━━━━━ Records for the exercise

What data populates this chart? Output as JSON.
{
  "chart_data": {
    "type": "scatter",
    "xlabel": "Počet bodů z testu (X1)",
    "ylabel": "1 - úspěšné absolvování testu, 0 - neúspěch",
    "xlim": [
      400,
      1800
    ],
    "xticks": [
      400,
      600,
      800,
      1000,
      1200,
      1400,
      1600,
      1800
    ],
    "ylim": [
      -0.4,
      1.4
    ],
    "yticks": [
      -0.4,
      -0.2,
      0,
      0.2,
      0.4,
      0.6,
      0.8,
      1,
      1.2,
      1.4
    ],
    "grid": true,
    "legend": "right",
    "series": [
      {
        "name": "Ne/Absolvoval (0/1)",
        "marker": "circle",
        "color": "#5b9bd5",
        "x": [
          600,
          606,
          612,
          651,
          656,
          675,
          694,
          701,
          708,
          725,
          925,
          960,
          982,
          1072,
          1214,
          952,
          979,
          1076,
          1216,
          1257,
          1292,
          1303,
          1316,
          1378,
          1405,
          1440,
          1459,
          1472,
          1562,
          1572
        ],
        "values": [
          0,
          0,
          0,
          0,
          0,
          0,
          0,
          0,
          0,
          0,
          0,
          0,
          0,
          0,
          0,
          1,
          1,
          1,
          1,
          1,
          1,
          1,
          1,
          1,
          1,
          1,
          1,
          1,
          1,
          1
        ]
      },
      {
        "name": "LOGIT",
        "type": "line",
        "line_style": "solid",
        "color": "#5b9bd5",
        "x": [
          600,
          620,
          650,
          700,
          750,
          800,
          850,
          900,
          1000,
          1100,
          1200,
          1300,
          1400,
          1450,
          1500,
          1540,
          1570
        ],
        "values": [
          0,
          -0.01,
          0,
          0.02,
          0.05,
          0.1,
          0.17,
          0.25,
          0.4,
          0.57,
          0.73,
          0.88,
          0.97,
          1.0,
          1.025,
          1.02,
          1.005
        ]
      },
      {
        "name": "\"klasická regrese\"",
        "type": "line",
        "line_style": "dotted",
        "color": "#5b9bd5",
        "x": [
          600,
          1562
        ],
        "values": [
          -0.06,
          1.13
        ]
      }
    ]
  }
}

━━━━━━━━━━

Goal >> From the listing above, pick out each line where the word "name" appears.

Task solution >>
        "name": "Ne/Absolvoval (0/1)",
        "name": "LOGIT",
        "name": "\"klasická regrese\"",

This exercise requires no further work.